» REQUIREMENT
Scan the lines below for "الصلاة"; report the number of lines that contain it, and only that.
-- BEGIN MATERIALS PROVIDED --
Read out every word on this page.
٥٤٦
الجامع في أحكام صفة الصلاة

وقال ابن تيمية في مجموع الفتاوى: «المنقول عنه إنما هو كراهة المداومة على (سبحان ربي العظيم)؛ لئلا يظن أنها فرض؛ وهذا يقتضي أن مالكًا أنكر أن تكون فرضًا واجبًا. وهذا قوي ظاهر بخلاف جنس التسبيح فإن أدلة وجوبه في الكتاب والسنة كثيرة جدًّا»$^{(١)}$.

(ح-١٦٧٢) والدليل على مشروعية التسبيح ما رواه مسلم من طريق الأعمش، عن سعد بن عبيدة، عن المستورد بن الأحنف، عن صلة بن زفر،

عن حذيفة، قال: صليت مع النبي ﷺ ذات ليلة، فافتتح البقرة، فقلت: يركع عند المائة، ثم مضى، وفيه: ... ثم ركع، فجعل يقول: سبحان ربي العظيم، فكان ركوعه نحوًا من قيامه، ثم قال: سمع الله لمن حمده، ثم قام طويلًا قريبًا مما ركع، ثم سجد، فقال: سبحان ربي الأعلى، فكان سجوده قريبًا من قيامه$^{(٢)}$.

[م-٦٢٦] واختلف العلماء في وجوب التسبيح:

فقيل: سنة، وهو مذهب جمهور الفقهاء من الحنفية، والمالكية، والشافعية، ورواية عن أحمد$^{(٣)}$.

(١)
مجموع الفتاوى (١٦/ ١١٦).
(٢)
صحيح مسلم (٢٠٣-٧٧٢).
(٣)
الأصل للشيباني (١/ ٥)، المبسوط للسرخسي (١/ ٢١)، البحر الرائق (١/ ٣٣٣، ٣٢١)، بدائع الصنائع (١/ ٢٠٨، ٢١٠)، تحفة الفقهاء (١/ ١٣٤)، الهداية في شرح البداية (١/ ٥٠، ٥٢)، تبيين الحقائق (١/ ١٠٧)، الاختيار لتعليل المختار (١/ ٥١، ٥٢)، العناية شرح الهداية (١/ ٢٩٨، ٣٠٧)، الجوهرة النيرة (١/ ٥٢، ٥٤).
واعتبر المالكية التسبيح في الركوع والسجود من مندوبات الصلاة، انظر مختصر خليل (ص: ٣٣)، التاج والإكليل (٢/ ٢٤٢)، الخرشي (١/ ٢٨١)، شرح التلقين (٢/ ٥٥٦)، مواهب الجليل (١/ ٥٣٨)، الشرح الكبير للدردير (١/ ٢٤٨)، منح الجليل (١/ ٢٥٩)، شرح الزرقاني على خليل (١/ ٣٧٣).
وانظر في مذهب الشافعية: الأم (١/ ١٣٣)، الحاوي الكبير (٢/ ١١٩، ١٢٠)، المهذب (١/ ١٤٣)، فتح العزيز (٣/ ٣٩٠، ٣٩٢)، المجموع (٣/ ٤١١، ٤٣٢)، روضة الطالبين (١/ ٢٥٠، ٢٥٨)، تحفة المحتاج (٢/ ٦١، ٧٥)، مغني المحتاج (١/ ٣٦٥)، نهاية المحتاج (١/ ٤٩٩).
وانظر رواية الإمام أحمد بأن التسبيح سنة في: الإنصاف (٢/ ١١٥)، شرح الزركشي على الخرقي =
-- END MATERIALS PROVIDED --
» OUTPUT FOR THIS TASK
2